----- LISTING -----

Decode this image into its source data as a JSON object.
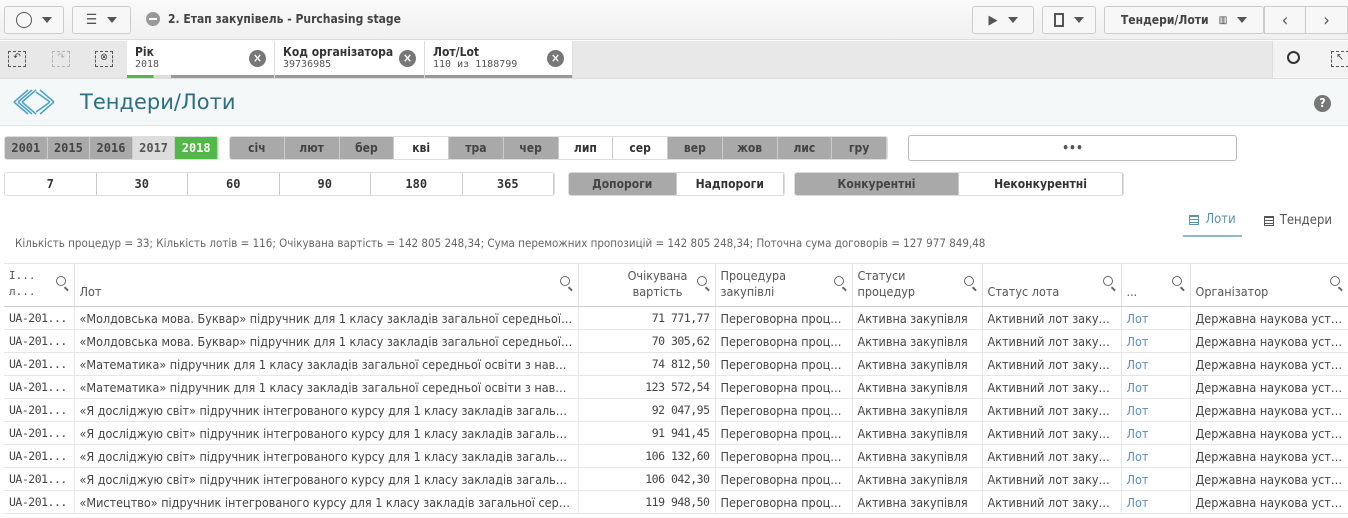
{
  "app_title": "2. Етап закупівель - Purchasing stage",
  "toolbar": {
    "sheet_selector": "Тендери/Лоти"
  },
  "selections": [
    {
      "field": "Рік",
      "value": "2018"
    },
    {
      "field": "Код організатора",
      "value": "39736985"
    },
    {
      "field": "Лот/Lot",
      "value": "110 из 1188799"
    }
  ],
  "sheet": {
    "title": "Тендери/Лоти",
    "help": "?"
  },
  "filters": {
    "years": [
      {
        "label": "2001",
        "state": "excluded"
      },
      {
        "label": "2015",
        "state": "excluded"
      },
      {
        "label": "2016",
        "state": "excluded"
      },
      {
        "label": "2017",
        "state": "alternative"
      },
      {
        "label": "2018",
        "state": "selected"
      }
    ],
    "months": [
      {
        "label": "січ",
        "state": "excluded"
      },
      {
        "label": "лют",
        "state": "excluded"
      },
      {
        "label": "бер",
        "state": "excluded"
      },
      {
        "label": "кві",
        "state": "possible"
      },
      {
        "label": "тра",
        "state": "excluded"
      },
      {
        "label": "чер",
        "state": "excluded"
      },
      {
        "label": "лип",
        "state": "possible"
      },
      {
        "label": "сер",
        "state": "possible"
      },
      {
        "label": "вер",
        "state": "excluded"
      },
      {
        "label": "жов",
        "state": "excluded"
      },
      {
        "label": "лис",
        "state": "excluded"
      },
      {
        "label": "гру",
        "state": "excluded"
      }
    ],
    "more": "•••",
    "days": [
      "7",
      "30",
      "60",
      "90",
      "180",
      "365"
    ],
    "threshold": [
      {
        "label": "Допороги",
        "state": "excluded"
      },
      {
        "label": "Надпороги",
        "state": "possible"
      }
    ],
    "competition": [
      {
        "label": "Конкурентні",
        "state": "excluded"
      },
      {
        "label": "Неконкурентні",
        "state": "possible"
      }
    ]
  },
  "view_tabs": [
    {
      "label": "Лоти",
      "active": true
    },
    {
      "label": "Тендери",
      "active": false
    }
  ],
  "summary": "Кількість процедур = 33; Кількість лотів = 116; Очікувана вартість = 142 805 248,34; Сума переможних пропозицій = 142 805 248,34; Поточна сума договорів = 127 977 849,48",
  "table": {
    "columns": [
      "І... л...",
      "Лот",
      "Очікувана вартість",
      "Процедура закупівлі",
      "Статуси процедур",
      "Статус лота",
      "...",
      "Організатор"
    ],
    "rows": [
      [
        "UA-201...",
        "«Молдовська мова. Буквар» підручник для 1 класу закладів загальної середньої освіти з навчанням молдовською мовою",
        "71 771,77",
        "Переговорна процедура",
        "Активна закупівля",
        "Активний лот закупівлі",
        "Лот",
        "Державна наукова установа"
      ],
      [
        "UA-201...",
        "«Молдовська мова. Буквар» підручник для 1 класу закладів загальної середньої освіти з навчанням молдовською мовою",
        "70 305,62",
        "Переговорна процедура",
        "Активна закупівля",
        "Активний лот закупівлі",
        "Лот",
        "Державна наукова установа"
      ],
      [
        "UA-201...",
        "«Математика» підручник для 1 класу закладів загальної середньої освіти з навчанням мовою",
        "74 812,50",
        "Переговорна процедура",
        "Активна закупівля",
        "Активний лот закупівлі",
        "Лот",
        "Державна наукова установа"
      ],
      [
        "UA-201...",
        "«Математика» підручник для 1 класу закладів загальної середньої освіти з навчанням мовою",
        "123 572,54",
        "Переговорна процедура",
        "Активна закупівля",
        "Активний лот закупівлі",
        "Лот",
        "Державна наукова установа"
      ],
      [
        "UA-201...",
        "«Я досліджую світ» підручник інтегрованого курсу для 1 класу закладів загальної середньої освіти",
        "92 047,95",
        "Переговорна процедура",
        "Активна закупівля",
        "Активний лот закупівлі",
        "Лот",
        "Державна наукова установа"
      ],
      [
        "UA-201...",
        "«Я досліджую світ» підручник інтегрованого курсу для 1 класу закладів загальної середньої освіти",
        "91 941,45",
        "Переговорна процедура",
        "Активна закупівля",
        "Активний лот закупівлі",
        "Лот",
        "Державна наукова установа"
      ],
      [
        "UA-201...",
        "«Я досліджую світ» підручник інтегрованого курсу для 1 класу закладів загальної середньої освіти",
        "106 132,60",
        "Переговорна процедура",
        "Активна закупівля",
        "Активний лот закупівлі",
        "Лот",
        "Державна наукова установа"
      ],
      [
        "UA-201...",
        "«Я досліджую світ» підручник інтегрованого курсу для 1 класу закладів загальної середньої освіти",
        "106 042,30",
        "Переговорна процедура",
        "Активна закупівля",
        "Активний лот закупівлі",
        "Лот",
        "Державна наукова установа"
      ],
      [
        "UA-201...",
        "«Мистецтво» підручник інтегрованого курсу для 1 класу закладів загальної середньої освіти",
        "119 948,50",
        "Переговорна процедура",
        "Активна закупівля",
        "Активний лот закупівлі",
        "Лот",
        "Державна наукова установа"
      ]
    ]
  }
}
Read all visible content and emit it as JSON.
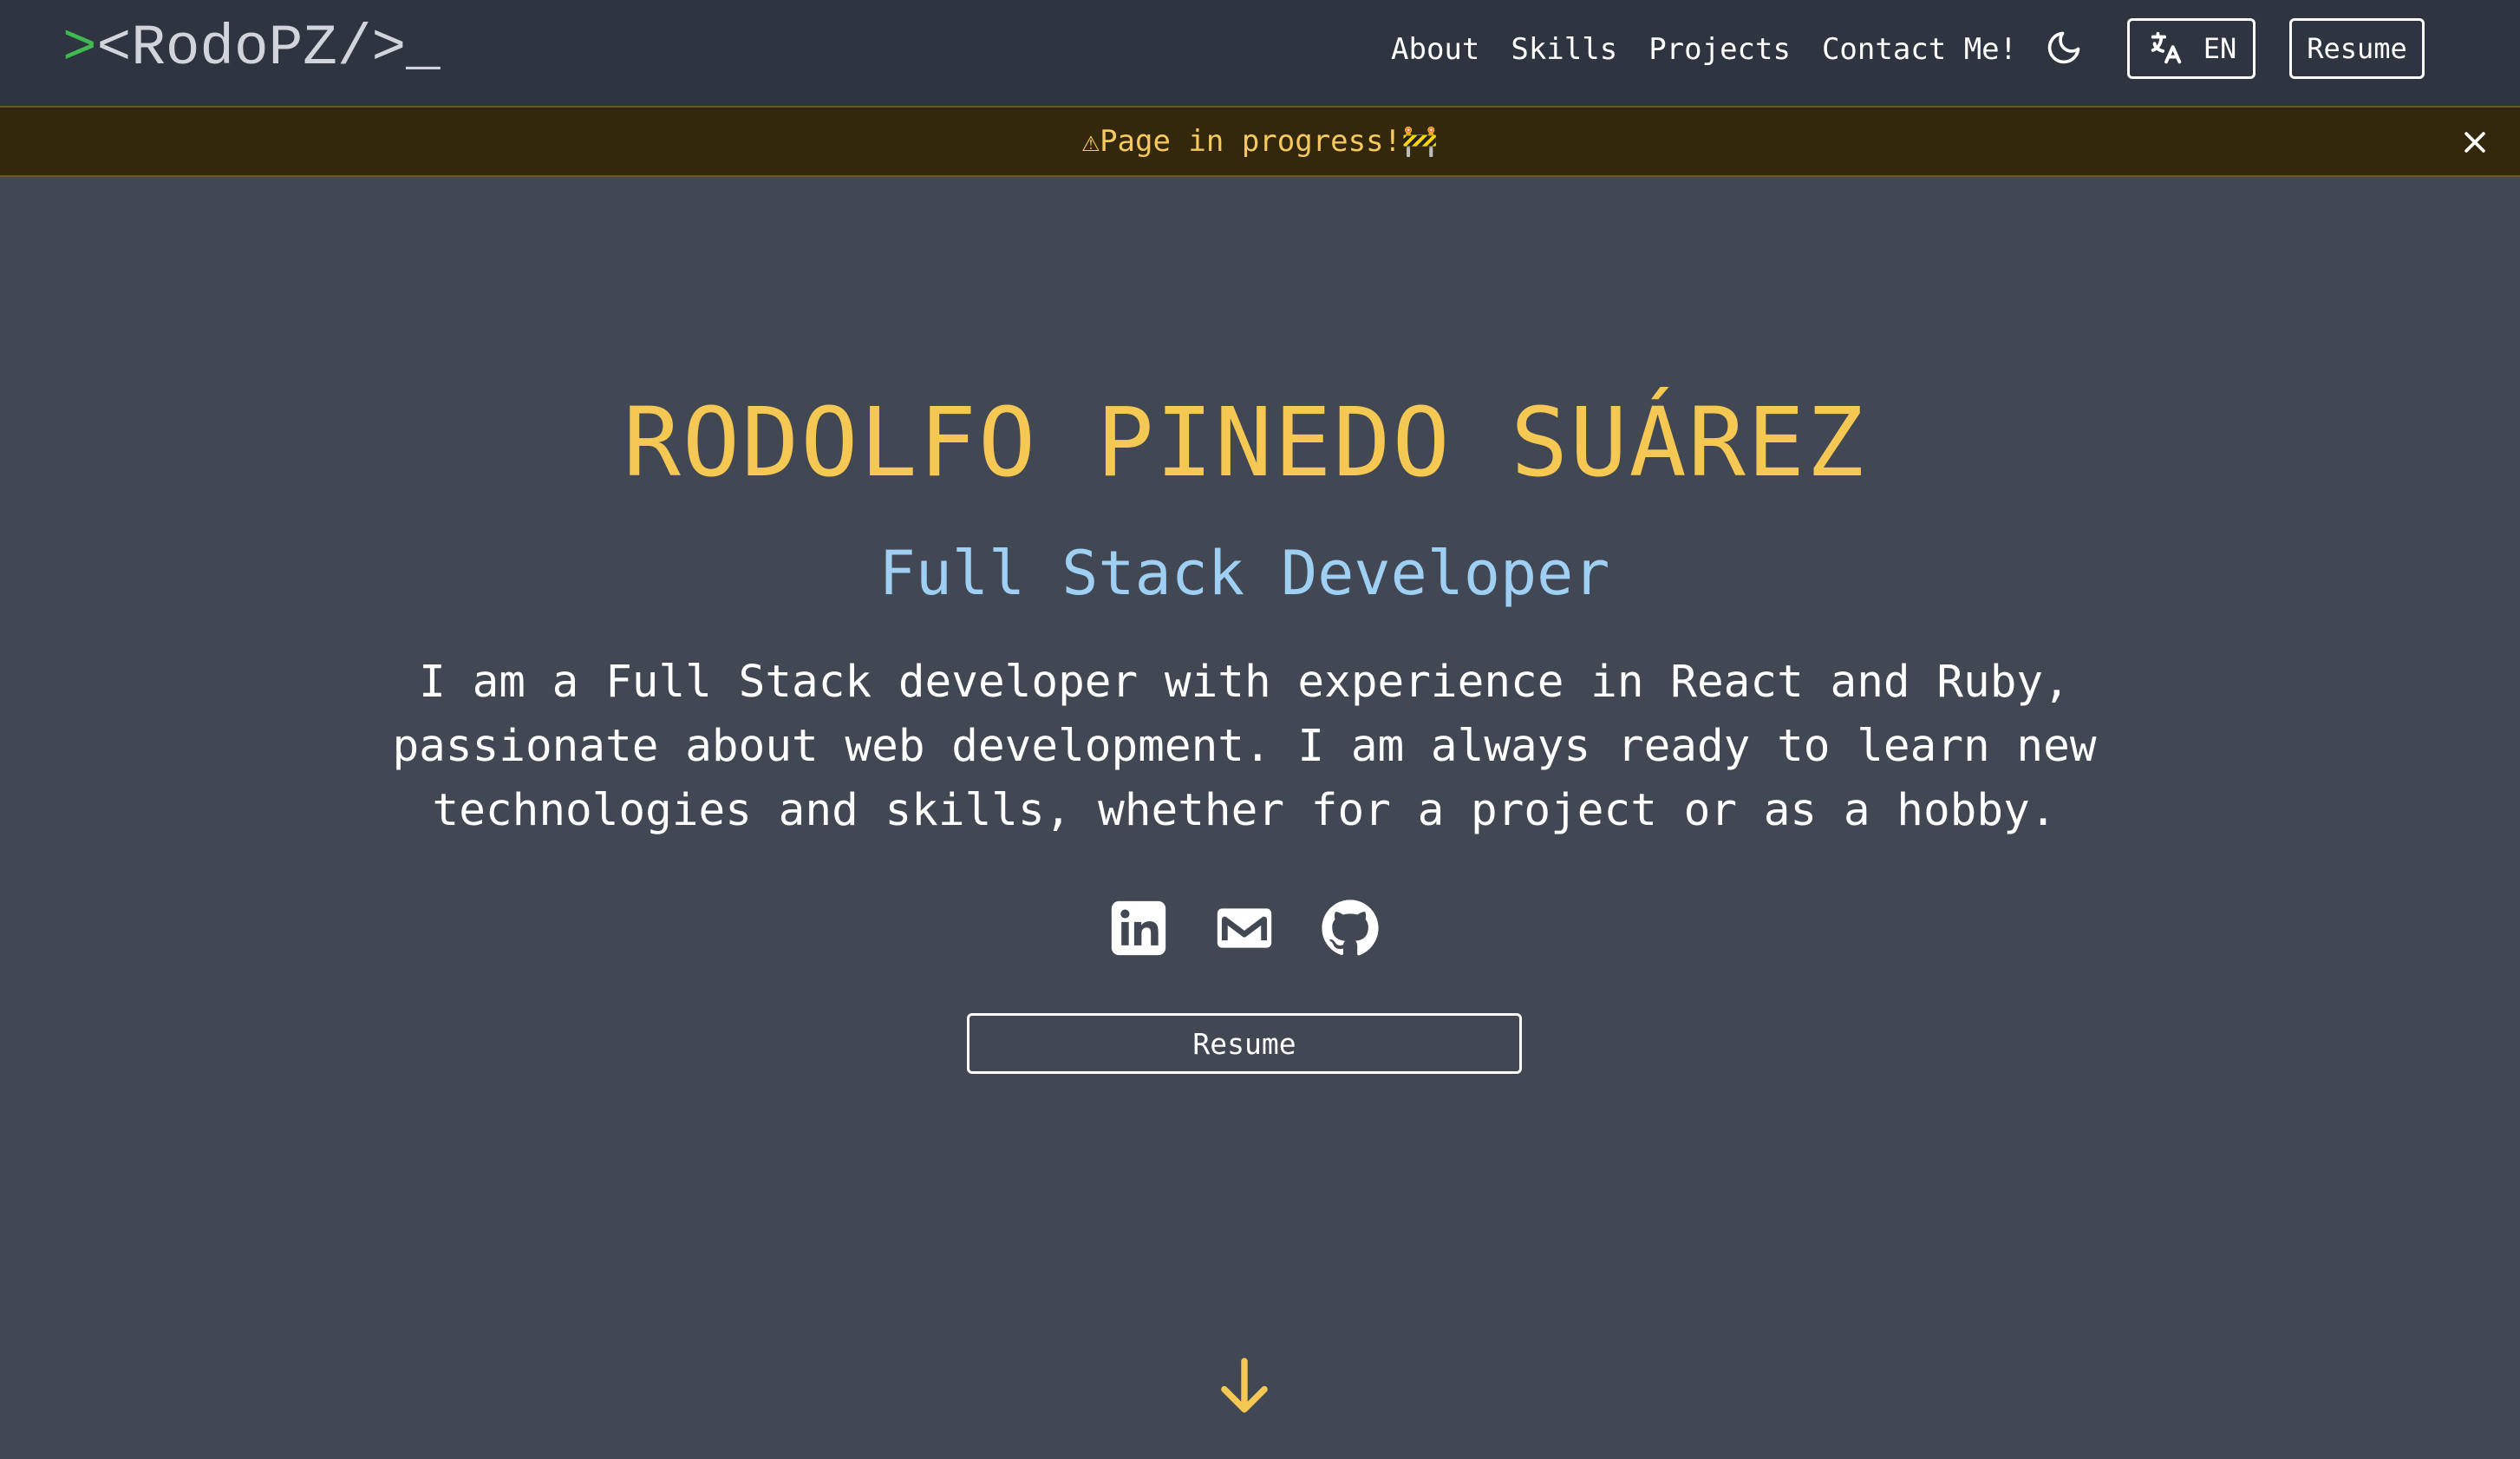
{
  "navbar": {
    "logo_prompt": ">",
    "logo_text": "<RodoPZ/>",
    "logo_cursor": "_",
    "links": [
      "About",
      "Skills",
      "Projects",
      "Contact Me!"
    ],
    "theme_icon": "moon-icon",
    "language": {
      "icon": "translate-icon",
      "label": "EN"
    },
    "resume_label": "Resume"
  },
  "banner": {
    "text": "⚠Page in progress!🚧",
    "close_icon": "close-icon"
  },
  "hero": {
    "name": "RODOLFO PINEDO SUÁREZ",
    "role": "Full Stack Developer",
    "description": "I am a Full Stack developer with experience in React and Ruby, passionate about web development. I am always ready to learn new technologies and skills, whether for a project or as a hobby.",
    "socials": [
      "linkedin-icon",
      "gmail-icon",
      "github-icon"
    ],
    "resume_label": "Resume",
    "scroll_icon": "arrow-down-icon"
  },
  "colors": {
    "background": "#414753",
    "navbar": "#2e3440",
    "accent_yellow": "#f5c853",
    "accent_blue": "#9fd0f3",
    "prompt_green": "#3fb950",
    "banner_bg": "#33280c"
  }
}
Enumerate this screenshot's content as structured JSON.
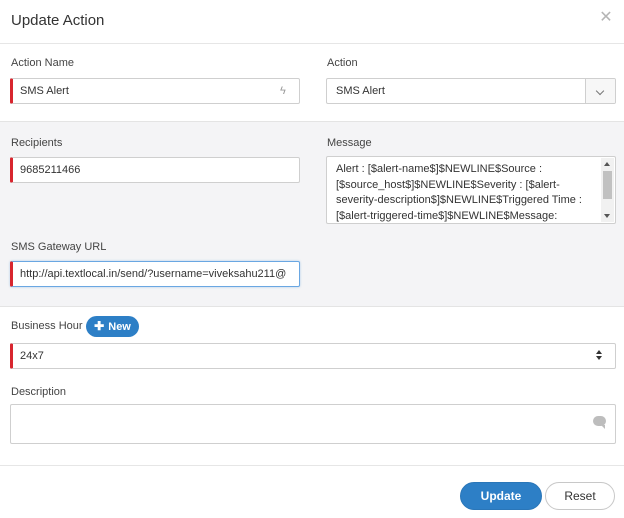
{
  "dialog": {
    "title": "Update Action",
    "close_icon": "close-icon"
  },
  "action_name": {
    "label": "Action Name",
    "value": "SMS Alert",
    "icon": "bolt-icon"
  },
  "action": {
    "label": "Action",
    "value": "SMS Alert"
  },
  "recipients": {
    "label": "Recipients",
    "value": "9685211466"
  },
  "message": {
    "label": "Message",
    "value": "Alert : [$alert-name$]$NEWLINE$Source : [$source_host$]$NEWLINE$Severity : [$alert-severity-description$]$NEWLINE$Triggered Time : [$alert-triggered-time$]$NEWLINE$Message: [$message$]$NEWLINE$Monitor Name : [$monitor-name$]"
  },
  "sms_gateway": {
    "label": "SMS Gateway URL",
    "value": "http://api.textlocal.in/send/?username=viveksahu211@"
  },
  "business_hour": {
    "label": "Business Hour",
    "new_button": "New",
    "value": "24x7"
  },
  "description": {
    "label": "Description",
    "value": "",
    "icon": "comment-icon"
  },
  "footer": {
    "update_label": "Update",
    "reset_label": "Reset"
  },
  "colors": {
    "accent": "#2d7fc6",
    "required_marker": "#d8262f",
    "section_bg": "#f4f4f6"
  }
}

-----

Omitting all images, retype each line of the records precisely.

Decode this image into its source data as a JSON object.
{
  "app_title": "2. Етап закупівель - Purchasing stage",
  "toolbar": {
    "sheet_selector": "Тендери/Лоти"
  },
  "selections": [
    {
      "field": "Рік",
      "value": "2018"
    },
    {
      "field": "Код організатора",
      "value": "39736985"
    },
    {
      "field": "Лот/Lot",
      "value": "110 из 1188799"
    }
  ],
  "sheet": {
    "title": "Тендери/Лоти",
    "help": "?"
  },
  "filters": {
    "years": [
      {
        "label": "2001",
        "state": "excluded"
      },
      {
        "label": "2015",
        "state": "excluded"
      },
      {
        "label": "2016",
        "state": "excluded"
      },
      {
        "label": "2017",
        "state": "alternative"
      },
      {
        "label": "2018",
        "state": "selected"
      }
    ],
    "months": [
      {
        "label": "січ",
        "state": "excluded"
      },
      {
        "label": "лют",
        "state": "excluded"
      },
      {
        "label": "бер",
        "state": "excluded"
      },
      {
        "label": "кві",
        "state": "possible"
      },
      {
        "label": "тра",
        "state": "excluded"
      },
      {
        "label": "чер",
        "state": "excluded"
      },
      {
        "label": "лип",
        "state": "possible"
      },
      {
        "label": "сер",
        "state": "possible"
      },
      {
        "label": "вер",
        "state": "excluded"
      },
      {
        "label": "жов",
        "state": "excluded"
      },
      {
        "label": "лис",
        "state": "excluded"
      },
      {
        "label": "гру",
        "state": "excluded"
      }
    ],
    "more": "•••",
    "days": [
      "7",
      "30",
      "60",
      "90",
      "180",
      "365"
    ],
    "threshold": [
      {
        "label": "Допороги",
        "state": "excluded"
      },
      {
        "label": "Надпороги",
        "state": "possible"
      }
    ],
    "competition": [
      {
        "label": "Конкурентні",
        "state": "excluded"
      },
      {
        "label": "Неконкурентні",
        "state": "possible"
      }
    ]
  },
  "view_tabs": [
    {
      "label": "Лоти",
      "active": true
    },
    {
      "label": "Тендери",
      "active": false
    }
  ],
  "summary": "Кількість процедур = 33; Кількість лотів = 116; Очікувана вартість = 142 805 248,34; Сума переможних пропозицій = 142 805 248,34; Поточна сума договорів = 127 977 849,48",
  "table": {
    "columns": [
      "І... л...",
      "Лот",
      "Очікувана вартість",
      "Процедура закупівлі",
      "Статуси процедур",
      "Статус лота",
      "...",
      "Організатор"
    ],
    "rows": [
      [
        "UA-201...",
        "«Молдовська мова. Буквар» підручник для 1 класу закладів загальної середньої освіти з навчанням молдовською мовою",
        "71 771,77",
        "Переговорна процедура",
        "Активна закупівля",
        "Активний лот закупівлі",
        "Лот",
        "Державна наукова установа"
      ],
      [
        "UA-201...",
        "«Молдовська мова. Буквар» підручник для 1 класу закладів загальної середньої освіти з навчанням молдовською мовою",
        "70 305,62",
        "Переговорна процедура",
        "Активна закупівля",
        "Активний лот закупівлі",
        "Лот",
        "Державна наукова установа"
      ],
      [
        "UA-201...",
        "«Математика» підручник для 1 класу закладів загальної середньої освіти з навчанням мовою",
        "74 812,50",
        "Переговорна процедура",
        "Активна закупівля",
        "Активний лот закупівлі",
        "Лот",
        "Державна наукова установа"
      ],
      [
        "UA-201...",
        "«Математика» підручник для 1 класу закладів загальної середньої освіти з навчанням мовою",
        "123 572,54",
        "Переговорна процедура",
        "Активна закупівля",
        "Активний лот закупівлі",
        "Лот",
        "Державна наукова установа"
      ],
      [
        "UA-201...",
        "«Я досліджую світ» підручник інтегрованого курсу для 1 класу закладів загальної середньої освіти",
        "92 047,95",
        "Переговорна процедура",
        "Активна закупівля",
        "Активний лот закупівлі",
        "Лот",
        "Державна наукова установа"
      ],
      [
        "UA-201...",
        "«Я досліджую світ» підручник інтегрованого курсу для 1 класу закладів загальної середньої освіти",
        "91 941,45",
        "Переговорна процедура",
        "Активна закупівля",
        "Активний лот закупівлі",
        "Лот",
        "Державна наукова установа"
      ],
      [
        "UA-201...",
        "«Я досліджую світ» підручник інтегрованого курсу для 1 класу закладів загальної середньої освіти",
        "106 132,60",
        "Переговорна процедура",
        "Активна закупівля",
        "Активний лот закупівлі",
        "Лот",
        "Державна наукова установа"
      ],
      [
        "UA-201...",
        "«Я досліджую світ» підручник інтегрованого курсу для 1 класу закладів загальної середньої освіти",
        "106 042,30",
        "Переговорна процедура",
        "Активна закупівля",
        "Активний лот закупівлі",
        "Лот",
        "Державна наукова установа"
      ],
      [
        "UA-201...",
        "«Мистецтво» підручник інтегрованого курсу для 1 класу закладів загальної середньої освіти",
        "119 948,50",
        "Переговорна процедура",
        "Активна закупівля",
        "Активний лот закупівлі",
        "Лот",
        "Державна наукова установа"
      ]
    ]
  }
}
Read all visible content and emit it as JSON.
{
  "navbar": {
    "logo_prompt": ">",
    "logo_text": "<RodoPZ/>",
    "logo_cursor": "_",
    "links": [
      "About",
      "Skills",
      "Projects",
      "Contact Me!"
    ],
    "theme_icon": "moon-icon",
    "language": {
      "icon": "translate-icon",
      "label": "EN"
    },
    "resume_label": "Resume"
  },
  "banner": {
    "text": "⚠Page in progress!🚧",
    "close_icon": "close-icon"
  },
  "hero": {
    "name": "RODOLFO PINEDO SUÁREZ",
    "role": "Full Stack Developer",
    "description": "I am a Full Stack developer with experience in React and Ruby, passionate about web development. I am always ready to learn new technologies and skills, whether for a project or as a hobby.",
    "socials": [
      "linkedin-icon",
      "gmail-icon",
      "github-icon"
    ],
    "resume_label": "Resume",
    "scroll_icon": "arrow-down-icon"
  },
  "colors": {
    "background": "#414753",
    "navbar": "#2e3440",
    "accent_yellow": "#f5c853",
    "accent_blue": "#9fd0f3",
    "prompt_green": "#3fb950",
    "banner_bg": "#33280c"
  }
}
Enumerate this screenshot's content as structured JSON.
{
  "dialog": {
    "title": "Update Action",
    "close_icon": "close-icon"
  },
  "action_name": {
    "label": "Action Name",
    "value": "SMS Alert",
    "icon": "bolt-icon"
  },
  "action": {
    "label": "Action",
    "value": "SMS Alert"
  },
  "recipients": {
    "label": "Recipients",
    "value": "9685211466"
  },
  "message": {
    "label": "Message",
    "value": "Alert : [$alert-name$]$NEWLINE$Source : [$source_host$]$NEWLINE$Severity : [$alert-severity-description$]$NEWLINE$Triggered Time : [$alert-triggered-time$]$NEWLINE$Message: [$message$]$NEWLINE$Monitor Name : [$monitor-name$]"
  },
  "sms_gateway": {
    "label": "SMS Gateway URL",
    "value": "http://api.textlocal.in/send/?username=viveksahu211@"
  },
  "business_hour": {
    "label": "Business Hour",
    "new_button": "New",
    "value": "24x7"
  },
  "description": {
    "label": "Description",
    "value": "",
    "icon": "comment-icon"
  },
  "footer": {
    "update_label": "Update",
    "reset_label": "Reset"
  },
  "colors": {
    "accent": "#2d7fc6",
    "required_marker": "#d8262f",
    "section_bg": "#f4f4f6"
  }
}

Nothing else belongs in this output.